--- Begin DATA LISTING ---

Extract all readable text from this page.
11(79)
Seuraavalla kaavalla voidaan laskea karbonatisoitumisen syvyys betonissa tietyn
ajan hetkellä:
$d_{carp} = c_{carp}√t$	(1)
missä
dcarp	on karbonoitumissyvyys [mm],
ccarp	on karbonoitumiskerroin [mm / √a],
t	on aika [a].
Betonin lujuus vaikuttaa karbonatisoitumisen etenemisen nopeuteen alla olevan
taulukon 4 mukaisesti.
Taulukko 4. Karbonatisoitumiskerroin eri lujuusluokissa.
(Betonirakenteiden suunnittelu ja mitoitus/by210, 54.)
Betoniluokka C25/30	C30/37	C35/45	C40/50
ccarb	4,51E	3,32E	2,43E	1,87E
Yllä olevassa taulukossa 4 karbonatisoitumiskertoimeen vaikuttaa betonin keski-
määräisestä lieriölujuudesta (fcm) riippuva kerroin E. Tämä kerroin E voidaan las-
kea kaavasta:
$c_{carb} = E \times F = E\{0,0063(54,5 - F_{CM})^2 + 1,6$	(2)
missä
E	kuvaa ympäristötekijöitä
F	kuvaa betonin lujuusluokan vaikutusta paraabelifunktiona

--- End DATA LISTING ---
--- Begin DATA LISTING ---

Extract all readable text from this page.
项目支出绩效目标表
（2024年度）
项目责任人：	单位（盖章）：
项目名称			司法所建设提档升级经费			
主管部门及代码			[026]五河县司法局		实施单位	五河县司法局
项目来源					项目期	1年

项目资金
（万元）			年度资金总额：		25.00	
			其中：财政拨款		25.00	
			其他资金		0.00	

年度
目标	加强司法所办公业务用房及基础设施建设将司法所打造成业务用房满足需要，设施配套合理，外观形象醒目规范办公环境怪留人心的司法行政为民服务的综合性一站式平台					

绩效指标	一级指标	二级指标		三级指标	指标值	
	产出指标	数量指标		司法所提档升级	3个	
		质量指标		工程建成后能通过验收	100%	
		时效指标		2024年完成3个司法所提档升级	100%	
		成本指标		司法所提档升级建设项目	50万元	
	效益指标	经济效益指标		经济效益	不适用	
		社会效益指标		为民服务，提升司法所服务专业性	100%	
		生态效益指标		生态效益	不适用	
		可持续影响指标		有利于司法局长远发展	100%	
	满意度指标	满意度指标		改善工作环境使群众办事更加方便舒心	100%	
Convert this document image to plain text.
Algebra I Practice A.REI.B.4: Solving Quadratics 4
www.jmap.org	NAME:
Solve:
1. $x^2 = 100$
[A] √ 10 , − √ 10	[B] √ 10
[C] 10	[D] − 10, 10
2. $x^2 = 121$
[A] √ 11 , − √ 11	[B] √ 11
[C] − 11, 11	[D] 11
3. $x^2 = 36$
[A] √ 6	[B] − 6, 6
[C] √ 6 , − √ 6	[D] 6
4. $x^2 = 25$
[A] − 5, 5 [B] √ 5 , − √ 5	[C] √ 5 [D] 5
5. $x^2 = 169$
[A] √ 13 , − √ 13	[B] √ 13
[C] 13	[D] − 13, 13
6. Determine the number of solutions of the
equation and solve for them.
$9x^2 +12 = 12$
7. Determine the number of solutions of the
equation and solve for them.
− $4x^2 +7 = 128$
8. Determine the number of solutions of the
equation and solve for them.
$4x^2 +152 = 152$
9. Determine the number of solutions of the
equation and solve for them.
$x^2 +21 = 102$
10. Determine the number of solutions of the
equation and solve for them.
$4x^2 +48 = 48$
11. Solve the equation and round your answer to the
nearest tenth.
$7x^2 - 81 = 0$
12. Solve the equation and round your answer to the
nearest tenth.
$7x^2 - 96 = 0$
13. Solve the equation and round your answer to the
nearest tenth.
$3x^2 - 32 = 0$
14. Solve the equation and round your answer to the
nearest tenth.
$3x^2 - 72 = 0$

--- End DATA LISTING ---

*BRIEF*:
Return every line holding the word "round" from the records.

*RESULT FOR THIS TASK*:
11. Solve the equation and round your answer to the
12. Solve the equation and round your answer to the
13. Solve the equation and round your answer to the
14. Solve the equation and round your answer to the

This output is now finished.